● Your instructions
The entries below should be given again exactly, minus their pictures.

* Start Input material *

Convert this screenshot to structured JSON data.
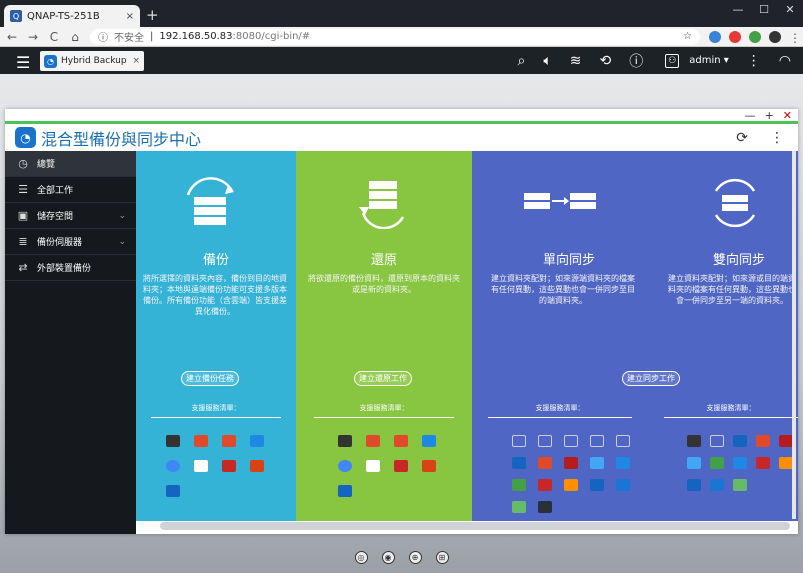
{
  "browser": {
    "tab_title": "QNAP-TS-251B",
    "tab_close": "×",
    "new_tab": "+",
    "win_min": "—",
    "win_max": "☐",
    "win_close": "✕",
    "back": "←",
    "forward": "→",
    "reload": "C",
    "home": "⌂",
    "insecure_label": "不安全",
    "url_host": "192.168.50.83",
    "url_rest": ":8080/cgi-bin/#"
  },
  "qts": {
    "menu": "☰",
    "app_tab_title": "Hybrid Backup Sync...",
    "app_tab_close": "×",
    "username": "admin ▾",
    "icons": [
      "search-icon",
      "volume-icon",
      "tasks-icon",
      "sync-icon",
      "info-icon",
      "user-icon",
      "dashboard-icon"
    ]
  },
  "app": {
    "window_controls": {
      "min": "—",
      "max": "+",
      "close": "✕"
    },
    "title": "混合型備份與同步中心",
    "logo": "◔",
    "refresh": "⟳",
    "more": "⋮"
  },
  "sidebar": {
    "items": [
      {
        "label": "總覽",
        "icon": "◷",
        "active": true,
        "chev": ""
      },
      {
        "label": "全部工作",
        "icon": "☰",
        "active": false,
        "chev": ""
      },
      {
        "label": "儲存空間",
        "icon": "▣",
        "active": false,
        "chev": "⌄"
      },
      {
        "label": "備份伺服器",
        "icon": "≣",
        "active": false,
        "chev": "⌄"
      },
      {
        "label": "外部裝置備份",
        "icon": "⇄",
        "active": false,
        "chev": ""
      }
    ]
  },
  "panels": [
    {
      "title": "備份",
      "desc": "將所選擇的資料夾內容，備份到目的地資料夾；本地與遠端備份功能可支援多版本備份。所有備份功能（含雲端）皆支援差異化備份。",
      "button": "建立備份任務",
      "supported": "支援服務清單："
    },
    {
      "title": "還原",
      "desc": "將欲還原的備份資料，還原到原本的資料夾或是新的資料夾。",
      "button": "建立還原工作",
      "supported": "支援服務清單："
    },
    {
      "title": "單向同步",
      "desc": "建立資料夾配對；如來源端資料夾的檔案有任何異動，這些異動也會一併同步至目的端資料夾。",
      "button": "建立同步工作",
      "supported": "支援服務清單："
    },
    {
      "title": "雙向同步",
      "desc": "建立資料夾配對；如來源或目的端資料夾的檔案有任何異動，這些異動也會一併同步至另一端的資料夾。",
      "button": "",
      "supported": "支援服務清單："
    }
  ],
  "colors": {
    "backup": "#35b3d6",
    "restore": "#88c540",
    "sync": "#4f66c4",
    "accent_line": "#4ec25a",
    "title": "#1a6fb0"
  },
  "dock": {
    "icons": [
      "◎",
      "◉",
      "⊕",
      "⊞"
    ]
  }
}
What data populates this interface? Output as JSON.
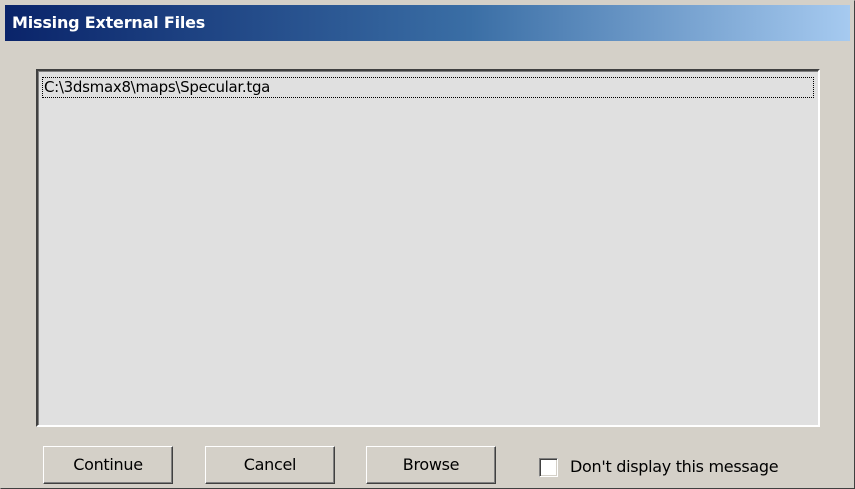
{
  "window": {
    "title": "Missing External Files"
  },
  "file_list": {
    "items": [
      "C:\\3dsmax8\\maps\\Specular.tga"
    ]
  },
  "buttons": {
    "continue_label": "Continue",
    "cancel_label": "Cancel",
    "browse_label": "Browse"
  },
  "dont_display": {
    "label": "Don't display this message",
    "checked": false
  },
  "colors": {
    "dialog_face": "#d4d0c8",
    "titlebar_start": "#0a246a",
    "titlebar_end": "#a6caf0",
    "listbox_background": "#e0e0e0"
  }
}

* End Input material *

● Finished task
Convert this screenshot to structured JSON data.
{
  "browser": {
    "tab_title": "QNAP-TS-251B",
    "tab_close": "×",
    "new_tab": "+",
    "win_min": "—",
    "win_max": "☐",
    "win_close": "✕",
    "back": "←",
    "forward": "→",
    "reload": "C",
    "home": "⌂",
    "insecure_label": "不安全",
    "url_host": "192.168.50.83",
    "url_rest": ":8080/cgi-bin/#"
  },
  "qts": {
    "menu": "☰",
    "app_tab_title": "Hybrid Backup Sync...",
    "app_tab_close": "×",
    "username": "admin ▾",
    "icons": [
      "search-icon",
      "volume-icon",
      "tasks-icon",
      "sync-icon",
      "info-icon",
      "user-icon",
      "dashboard-icon"
    ]
  },
  "app": {
    "window_controls": {
      "min": "—",
      "max": "+",
      "close": "✕"
    },
    "title": "混合型備份與同步中心",
    "logo": "◔",
    "refresh": "⟳",
    "more": "⋮"
  },
  "sidebar": {
    "items": [
      {
        "label": "總覽",
        "icon": "◷",
        "active": true,
        "chev": ""
      },
      {
        "label": "全部工作",
        "icon": "☰",
        "active": false,
        "chev": ""
      },
      {
        "label": "儲存空間",
        "icon": "▣",
        "active": false,
        "chev": "⌄"
      },
      {
        "label": "備份伺服器",
        "icon": "≣",
        "active": false,
        "chev": "⌄"
      },
      {
        "label": "外部裝置備份",
        "icon": "⇄",
        "active": false,
        "chev": ""
      }
    ]
  },
  "panels": [
    {
      "title": "備份",
      "desc": "將所選擇的資料夾內容，備份到目的地資料夾；本地與遠端備份功能可支援多版本備份。所有備份功能（含雲端）皆支援差異化備份。",
      "button": "建立備份任務",
      "supported": "支援服務清單："
    },
    {
      "title": "還原",
      "desc": "將欲還原的備份資料，還原到原本的資料夾或是新的資料夾。",
      "button": "建立還原工作",
      "supported": "支援服務清單："
    },
    {
      "title": "單向同步",
      "desc": "建立資料夾配對；如來源端資料夾的檔案有任何異動，這些異動也會一併同步至目的端資料夾。",
      "button": "建立同步工作",
      "supported": "支援服務清單："
    },
    {
      "title": "雙向同步",
      "desc": "建立資料夾配對；如來源或目的端資料夾的檔案有任何異動，這些異動也會一併同步至另一端的資料夾。",
      "button": "",
      "supported": "支援服務清單："
    }
  ],
  "colors": {
    "backup": "#35b3d6",
    "restore": "#88c540",
    "sync": "#4f66c4",
    "accent_line": "#4ec25a",
    "title": "#1a6fb0"
  },
  "dock": {
    "icons": [
      "◎",
      "◉",
      "⊕",
      "⊞"
    ]
  }
}
What data populates this interface? Output as JSON.
{
  "window": {
    "title": "Missing External Files"
  },
  "file_list": {
    "items": [
      "C:\\3dsmax8\\maps\\Specular.tga"
    ]
  },
  "buttons": {
    "continue_label": "Continue",
    "cancel_label": "Cancel",
    "browse_label": "Browse"
  },
  "dont_display": {
    "label": "Don't display this message",
    "checked": false
  },
  "colors": {
    "dialog_face": "#d4d0c8",
    "titlebar_start": "#0a246a",
    "titlebar_end": "#a6caf0",
    "listbox_background": "#e0e0e0"
  }
}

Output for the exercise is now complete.